● **What needs to be done**
Each line below that contains the word "this" must be copied.
(Exercise input Opens)
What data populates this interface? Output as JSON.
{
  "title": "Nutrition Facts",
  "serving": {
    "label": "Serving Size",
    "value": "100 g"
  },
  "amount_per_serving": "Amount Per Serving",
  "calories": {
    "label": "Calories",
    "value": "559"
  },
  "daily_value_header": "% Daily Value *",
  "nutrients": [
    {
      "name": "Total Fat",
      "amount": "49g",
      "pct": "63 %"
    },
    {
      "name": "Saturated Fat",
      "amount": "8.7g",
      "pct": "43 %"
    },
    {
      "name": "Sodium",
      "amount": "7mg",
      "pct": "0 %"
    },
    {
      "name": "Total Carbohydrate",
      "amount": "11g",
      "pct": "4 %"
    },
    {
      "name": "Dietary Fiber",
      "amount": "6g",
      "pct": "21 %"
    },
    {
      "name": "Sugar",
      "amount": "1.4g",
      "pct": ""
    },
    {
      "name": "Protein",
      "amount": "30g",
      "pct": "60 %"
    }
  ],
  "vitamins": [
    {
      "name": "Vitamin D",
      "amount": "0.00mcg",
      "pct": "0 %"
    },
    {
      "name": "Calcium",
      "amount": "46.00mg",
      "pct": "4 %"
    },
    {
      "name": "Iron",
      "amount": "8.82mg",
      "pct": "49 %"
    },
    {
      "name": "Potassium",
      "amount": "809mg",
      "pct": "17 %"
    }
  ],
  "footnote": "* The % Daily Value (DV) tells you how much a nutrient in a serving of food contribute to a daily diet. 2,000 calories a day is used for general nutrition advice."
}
(Exercise input Closes)
(Exercise input Opens)
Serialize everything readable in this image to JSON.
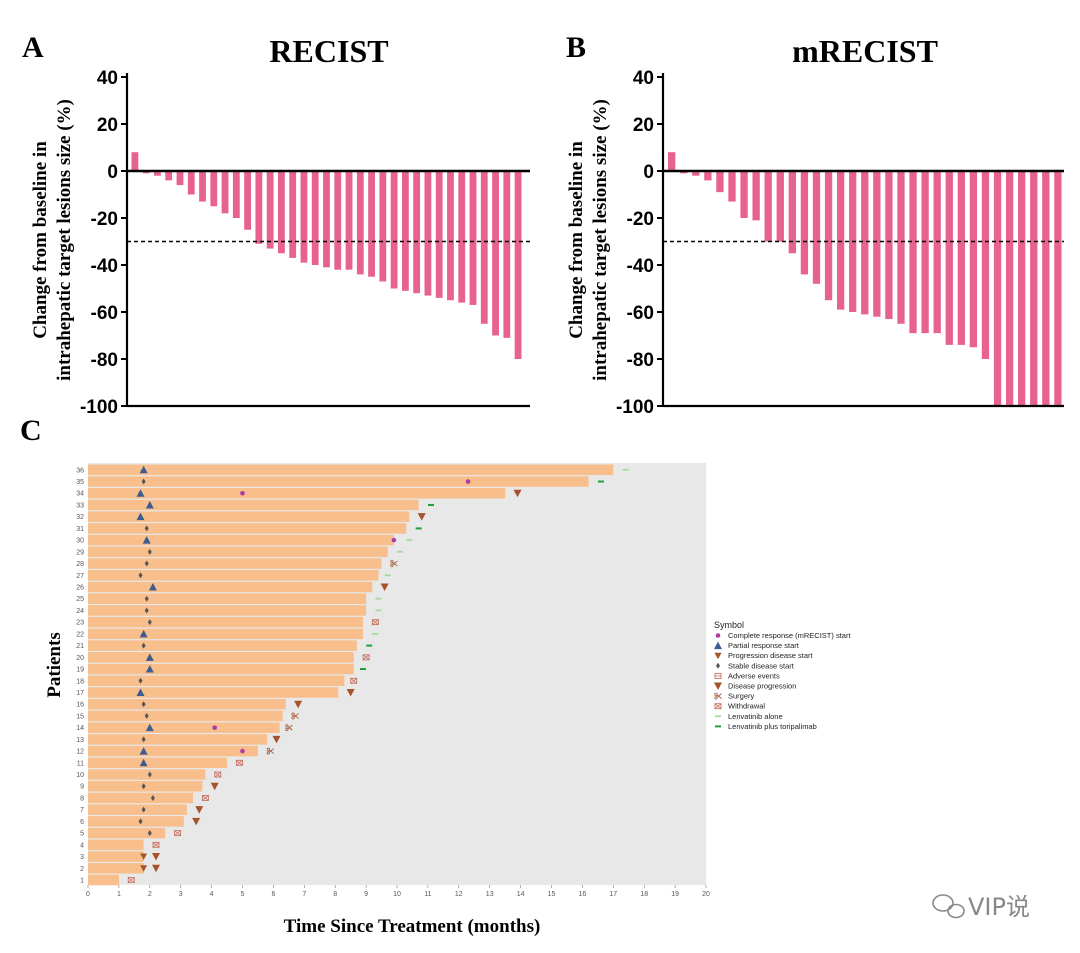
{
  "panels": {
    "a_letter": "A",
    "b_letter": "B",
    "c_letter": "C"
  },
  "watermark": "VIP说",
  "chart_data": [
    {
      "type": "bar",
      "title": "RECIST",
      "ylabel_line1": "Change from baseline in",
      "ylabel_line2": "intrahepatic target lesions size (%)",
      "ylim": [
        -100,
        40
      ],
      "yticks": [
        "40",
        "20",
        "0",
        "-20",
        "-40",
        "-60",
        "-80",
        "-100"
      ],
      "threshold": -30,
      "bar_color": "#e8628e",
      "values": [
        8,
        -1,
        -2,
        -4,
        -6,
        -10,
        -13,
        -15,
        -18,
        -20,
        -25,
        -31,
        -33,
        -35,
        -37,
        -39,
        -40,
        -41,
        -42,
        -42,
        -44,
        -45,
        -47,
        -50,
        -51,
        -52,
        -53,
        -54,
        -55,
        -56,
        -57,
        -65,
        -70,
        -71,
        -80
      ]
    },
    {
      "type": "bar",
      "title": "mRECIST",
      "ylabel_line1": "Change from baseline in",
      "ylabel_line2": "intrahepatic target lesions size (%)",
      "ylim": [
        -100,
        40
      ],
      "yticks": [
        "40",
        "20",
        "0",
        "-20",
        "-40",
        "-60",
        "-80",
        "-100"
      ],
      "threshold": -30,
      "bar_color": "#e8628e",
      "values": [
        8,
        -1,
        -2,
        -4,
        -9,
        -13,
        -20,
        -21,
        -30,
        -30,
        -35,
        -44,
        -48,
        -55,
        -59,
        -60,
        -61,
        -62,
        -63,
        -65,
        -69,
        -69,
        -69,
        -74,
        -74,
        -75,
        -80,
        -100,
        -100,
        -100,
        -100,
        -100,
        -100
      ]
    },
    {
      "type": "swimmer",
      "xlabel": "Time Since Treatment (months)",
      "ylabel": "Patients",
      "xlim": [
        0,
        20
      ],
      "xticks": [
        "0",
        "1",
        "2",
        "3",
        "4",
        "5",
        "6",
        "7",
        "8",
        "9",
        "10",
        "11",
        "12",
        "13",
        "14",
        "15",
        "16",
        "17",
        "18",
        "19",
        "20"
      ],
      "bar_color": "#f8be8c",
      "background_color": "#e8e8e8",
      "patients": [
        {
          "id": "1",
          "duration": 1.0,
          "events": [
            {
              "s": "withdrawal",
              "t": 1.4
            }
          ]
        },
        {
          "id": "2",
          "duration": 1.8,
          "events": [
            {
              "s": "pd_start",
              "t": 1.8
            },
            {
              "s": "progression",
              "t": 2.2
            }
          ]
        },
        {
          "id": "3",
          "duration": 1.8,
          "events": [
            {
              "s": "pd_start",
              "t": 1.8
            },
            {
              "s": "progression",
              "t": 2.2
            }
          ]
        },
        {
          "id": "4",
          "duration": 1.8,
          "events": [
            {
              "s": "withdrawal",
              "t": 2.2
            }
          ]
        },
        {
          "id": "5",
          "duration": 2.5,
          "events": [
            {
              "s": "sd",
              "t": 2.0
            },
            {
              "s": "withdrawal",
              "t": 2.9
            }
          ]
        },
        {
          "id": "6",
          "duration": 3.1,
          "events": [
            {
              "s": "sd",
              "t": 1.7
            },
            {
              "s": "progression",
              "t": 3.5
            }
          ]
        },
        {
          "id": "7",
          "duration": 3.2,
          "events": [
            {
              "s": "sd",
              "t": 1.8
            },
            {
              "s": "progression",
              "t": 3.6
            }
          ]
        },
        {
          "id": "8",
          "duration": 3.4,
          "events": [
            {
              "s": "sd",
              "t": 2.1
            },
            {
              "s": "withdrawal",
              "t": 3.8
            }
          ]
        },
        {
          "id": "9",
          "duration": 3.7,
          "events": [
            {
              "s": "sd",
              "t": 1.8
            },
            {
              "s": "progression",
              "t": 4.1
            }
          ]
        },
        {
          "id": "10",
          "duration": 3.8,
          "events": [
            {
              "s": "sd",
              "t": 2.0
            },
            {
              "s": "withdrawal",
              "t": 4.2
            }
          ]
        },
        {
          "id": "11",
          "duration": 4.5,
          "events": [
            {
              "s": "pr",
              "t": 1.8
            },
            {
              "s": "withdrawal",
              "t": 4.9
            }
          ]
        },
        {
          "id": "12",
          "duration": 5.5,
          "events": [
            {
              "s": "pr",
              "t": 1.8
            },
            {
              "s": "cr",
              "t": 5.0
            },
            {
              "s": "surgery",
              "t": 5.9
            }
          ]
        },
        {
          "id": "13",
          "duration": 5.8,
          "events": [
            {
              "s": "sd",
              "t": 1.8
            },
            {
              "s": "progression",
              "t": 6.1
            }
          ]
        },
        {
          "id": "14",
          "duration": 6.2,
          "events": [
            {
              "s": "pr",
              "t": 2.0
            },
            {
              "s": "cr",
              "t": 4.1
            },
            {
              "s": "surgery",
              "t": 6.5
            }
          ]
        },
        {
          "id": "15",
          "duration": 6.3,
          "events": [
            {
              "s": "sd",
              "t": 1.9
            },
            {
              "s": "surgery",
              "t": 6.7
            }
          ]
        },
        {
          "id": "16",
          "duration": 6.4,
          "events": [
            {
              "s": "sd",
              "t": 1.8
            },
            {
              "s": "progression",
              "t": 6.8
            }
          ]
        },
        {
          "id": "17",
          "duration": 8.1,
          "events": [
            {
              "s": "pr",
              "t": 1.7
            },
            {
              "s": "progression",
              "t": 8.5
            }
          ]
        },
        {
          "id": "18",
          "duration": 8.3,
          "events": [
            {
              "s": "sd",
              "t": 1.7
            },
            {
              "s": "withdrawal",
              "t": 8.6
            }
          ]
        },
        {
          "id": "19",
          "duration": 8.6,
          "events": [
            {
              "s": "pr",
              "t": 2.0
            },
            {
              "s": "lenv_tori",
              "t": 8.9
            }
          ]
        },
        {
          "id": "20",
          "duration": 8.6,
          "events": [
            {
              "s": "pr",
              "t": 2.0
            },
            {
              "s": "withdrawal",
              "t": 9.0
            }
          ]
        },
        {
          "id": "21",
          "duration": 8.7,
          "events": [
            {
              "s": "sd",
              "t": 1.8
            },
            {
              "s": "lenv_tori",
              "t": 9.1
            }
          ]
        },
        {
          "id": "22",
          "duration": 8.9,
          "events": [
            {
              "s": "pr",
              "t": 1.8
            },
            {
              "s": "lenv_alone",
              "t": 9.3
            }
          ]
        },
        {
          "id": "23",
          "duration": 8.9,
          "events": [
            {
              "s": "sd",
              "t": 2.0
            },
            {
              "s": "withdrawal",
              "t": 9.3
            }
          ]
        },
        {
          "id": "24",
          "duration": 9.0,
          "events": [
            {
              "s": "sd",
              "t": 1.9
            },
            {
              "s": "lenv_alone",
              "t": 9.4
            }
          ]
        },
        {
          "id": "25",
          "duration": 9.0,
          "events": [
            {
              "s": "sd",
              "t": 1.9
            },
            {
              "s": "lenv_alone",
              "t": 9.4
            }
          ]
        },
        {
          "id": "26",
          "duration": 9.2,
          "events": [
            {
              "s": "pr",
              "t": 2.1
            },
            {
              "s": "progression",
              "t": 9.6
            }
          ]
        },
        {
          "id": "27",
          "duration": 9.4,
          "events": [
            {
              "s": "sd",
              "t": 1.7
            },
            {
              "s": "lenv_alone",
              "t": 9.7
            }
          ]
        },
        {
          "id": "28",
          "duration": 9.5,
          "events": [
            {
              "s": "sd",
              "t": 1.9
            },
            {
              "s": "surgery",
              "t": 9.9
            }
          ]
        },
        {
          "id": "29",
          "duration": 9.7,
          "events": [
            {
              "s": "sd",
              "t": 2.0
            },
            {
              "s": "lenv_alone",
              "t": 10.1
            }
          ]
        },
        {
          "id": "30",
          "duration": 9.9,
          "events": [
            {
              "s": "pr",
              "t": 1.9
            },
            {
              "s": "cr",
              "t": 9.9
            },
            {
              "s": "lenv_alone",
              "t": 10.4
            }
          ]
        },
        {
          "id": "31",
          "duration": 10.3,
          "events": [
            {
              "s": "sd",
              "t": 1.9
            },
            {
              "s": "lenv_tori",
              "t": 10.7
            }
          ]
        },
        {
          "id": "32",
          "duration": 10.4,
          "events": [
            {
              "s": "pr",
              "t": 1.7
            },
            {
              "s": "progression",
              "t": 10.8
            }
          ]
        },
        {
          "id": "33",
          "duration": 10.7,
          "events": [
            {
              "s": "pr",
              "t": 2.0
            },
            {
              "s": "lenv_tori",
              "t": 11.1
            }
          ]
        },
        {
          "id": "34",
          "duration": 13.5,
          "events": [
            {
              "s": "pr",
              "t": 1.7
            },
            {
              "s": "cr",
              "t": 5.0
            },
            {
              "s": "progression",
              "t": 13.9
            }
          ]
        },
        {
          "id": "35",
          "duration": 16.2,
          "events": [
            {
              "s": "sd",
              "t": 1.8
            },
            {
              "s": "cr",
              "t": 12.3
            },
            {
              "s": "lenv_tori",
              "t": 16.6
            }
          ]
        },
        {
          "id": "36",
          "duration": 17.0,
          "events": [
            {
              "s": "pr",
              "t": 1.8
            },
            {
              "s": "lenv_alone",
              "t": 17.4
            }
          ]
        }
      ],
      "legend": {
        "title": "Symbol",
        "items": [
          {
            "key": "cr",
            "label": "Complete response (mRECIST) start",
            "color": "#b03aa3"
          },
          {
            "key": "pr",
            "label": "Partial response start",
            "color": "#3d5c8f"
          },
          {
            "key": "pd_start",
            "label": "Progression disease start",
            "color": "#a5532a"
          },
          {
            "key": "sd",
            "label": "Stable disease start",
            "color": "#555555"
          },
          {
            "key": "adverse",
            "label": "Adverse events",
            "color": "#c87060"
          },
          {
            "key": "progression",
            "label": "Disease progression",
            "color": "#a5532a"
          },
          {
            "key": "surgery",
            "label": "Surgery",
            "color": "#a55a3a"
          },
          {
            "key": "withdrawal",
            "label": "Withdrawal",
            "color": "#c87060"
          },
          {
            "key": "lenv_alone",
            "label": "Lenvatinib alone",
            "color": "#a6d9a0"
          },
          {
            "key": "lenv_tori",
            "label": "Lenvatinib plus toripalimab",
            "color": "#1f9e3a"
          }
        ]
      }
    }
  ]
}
(Exercise input Closes)
● **Task result**
What data populates this interface? Output as JSON.
Serialize everything readable in this image to JSON.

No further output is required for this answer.